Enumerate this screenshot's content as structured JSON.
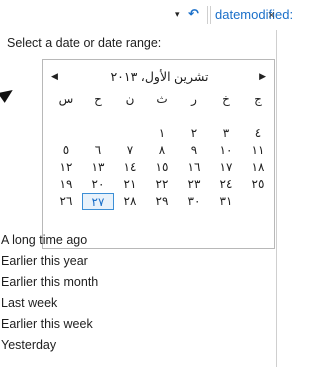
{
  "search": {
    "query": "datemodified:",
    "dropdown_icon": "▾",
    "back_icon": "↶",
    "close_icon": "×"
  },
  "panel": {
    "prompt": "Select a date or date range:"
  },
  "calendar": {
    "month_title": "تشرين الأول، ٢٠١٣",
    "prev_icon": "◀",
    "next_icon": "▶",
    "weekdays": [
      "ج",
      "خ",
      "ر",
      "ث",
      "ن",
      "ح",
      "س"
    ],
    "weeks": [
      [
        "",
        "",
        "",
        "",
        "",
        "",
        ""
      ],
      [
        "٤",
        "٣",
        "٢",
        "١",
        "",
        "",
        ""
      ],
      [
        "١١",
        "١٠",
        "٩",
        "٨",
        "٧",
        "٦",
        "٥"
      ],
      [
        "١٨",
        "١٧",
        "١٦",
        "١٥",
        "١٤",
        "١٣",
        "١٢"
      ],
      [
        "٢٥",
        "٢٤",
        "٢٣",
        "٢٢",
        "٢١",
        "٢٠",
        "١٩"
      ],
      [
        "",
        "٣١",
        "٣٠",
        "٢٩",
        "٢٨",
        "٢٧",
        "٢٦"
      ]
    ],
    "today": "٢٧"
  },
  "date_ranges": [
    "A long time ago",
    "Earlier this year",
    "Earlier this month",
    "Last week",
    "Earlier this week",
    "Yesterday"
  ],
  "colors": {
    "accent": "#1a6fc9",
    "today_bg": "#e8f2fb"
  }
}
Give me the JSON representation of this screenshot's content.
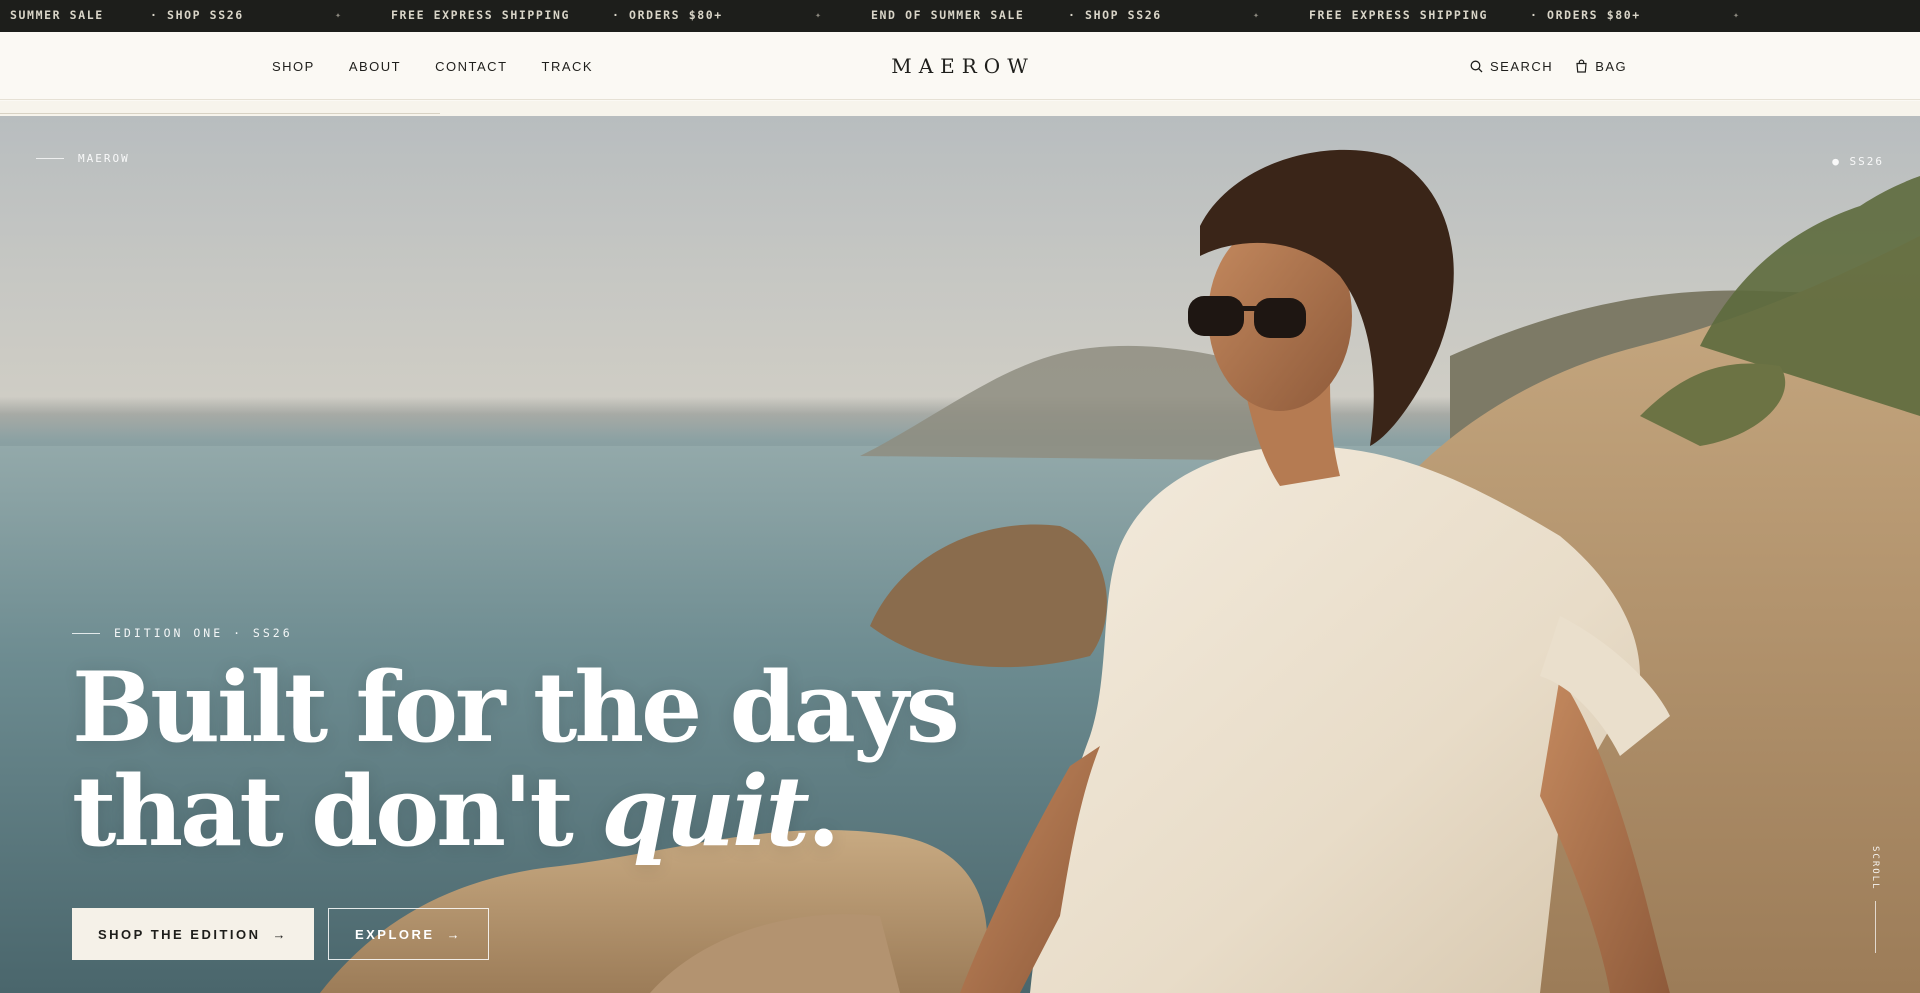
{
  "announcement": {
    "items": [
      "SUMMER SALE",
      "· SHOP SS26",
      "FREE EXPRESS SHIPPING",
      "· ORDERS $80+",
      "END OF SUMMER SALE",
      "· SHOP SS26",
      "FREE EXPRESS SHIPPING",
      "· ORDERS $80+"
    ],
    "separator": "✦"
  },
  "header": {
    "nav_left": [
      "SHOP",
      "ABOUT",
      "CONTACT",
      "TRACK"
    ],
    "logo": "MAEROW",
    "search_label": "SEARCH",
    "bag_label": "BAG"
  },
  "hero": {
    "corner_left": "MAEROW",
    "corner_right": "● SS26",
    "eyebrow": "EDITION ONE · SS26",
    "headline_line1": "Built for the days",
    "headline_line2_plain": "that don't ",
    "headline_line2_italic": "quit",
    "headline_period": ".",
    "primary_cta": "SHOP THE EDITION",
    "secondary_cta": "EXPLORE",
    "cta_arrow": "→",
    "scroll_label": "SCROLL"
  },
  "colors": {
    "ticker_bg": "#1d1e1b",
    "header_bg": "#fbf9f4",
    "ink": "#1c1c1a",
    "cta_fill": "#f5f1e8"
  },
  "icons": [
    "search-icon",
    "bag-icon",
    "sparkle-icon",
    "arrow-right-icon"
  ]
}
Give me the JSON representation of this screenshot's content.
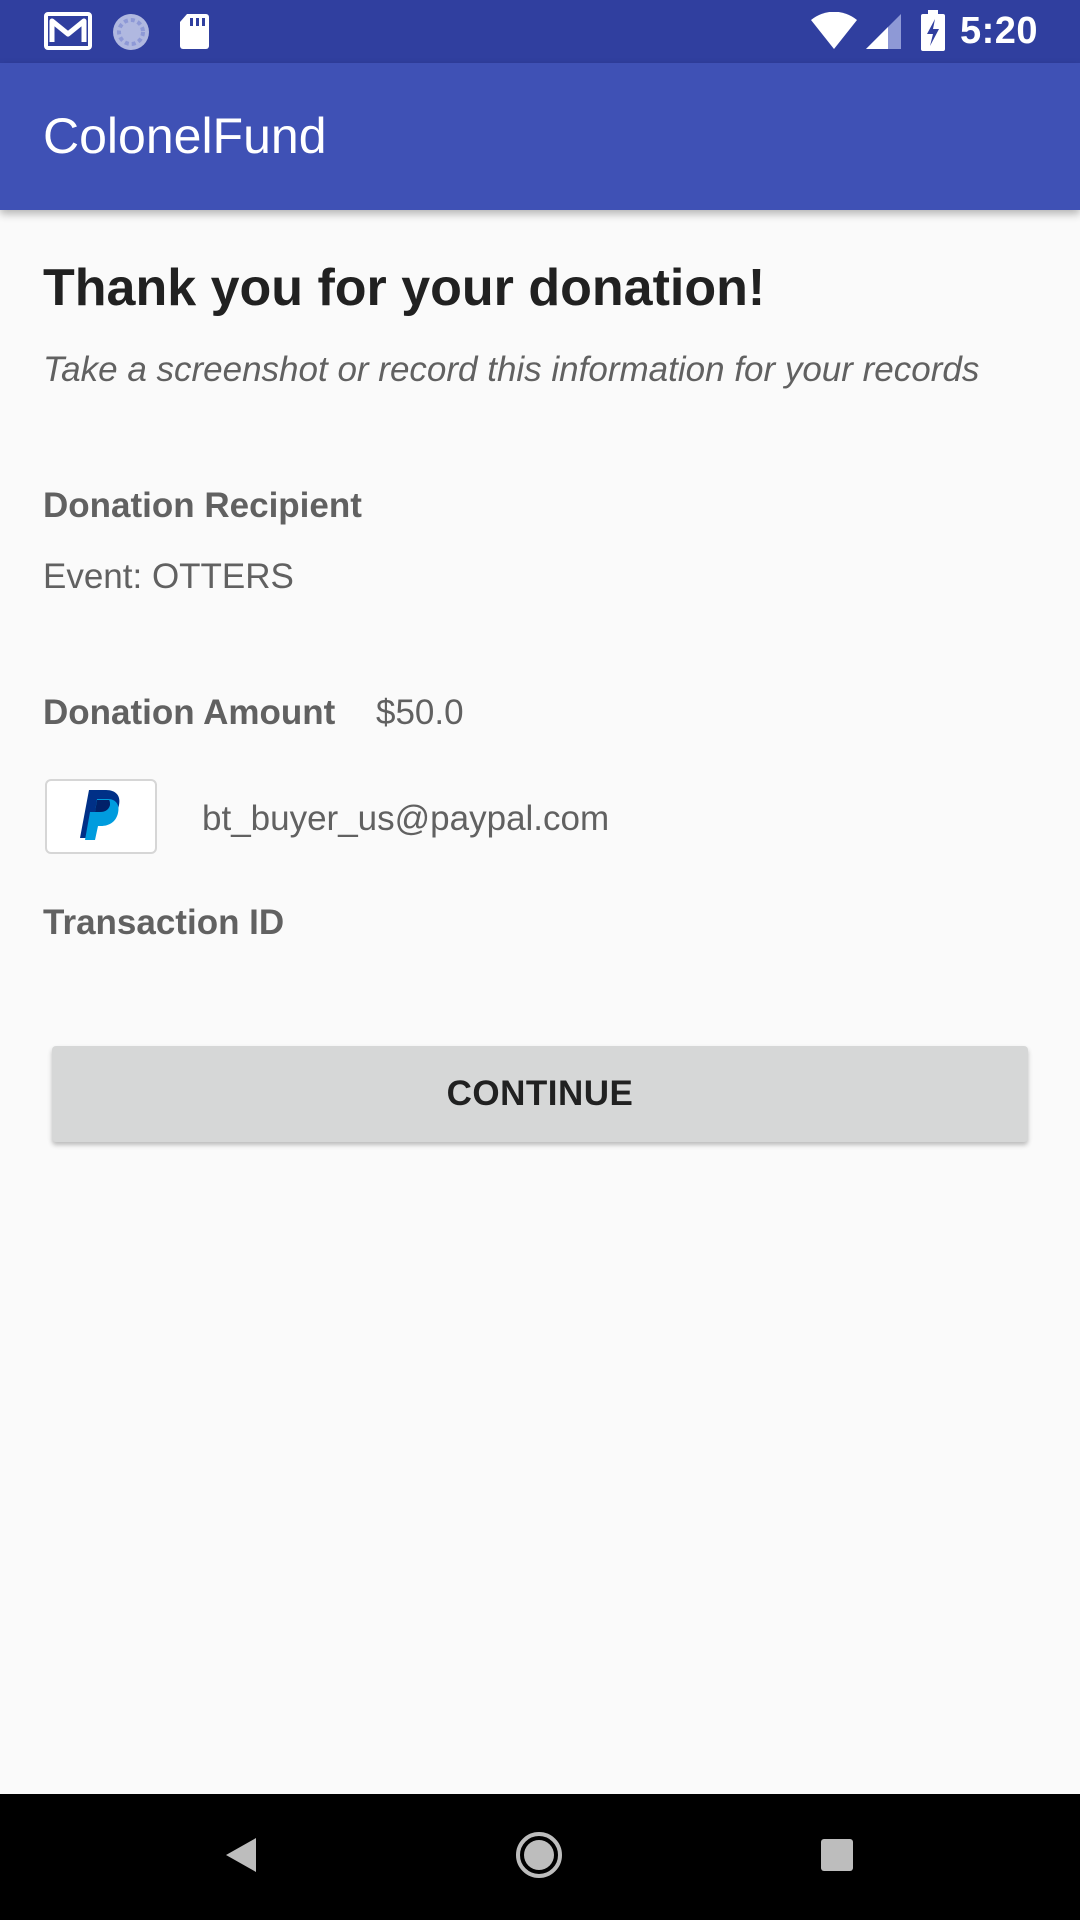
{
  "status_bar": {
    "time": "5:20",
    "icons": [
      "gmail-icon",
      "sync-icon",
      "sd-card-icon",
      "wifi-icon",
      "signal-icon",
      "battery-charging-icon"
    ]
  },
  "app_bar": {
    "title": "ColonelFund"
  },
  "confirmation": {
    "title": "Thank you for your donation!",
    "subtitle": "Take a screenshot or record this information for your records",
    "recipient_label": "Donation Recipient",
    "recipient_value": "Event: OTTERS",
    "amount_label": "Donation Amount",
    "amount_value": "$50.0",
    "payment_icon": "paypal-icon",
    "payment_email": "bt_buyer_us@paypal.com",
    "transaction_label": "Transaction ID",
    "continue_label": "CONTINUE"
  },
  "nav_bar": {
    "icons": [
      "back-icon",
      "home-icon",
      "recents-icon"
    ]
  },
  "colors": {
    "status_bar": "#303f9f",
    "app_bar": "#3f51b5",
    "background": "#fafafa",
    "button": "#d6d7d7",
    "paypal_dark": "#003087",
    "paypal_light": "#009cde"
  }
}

============

## Problem
Look through the records and gather each line with the word "screenshot".

## Exercise response
Enumerate this screenshot's content as structured JSON.
Give me the JSON representation of this screenshot's content.
Give me the JSON representation of this screenshot's content.
    "subtitle": "Take a screenshot or record this information for your records",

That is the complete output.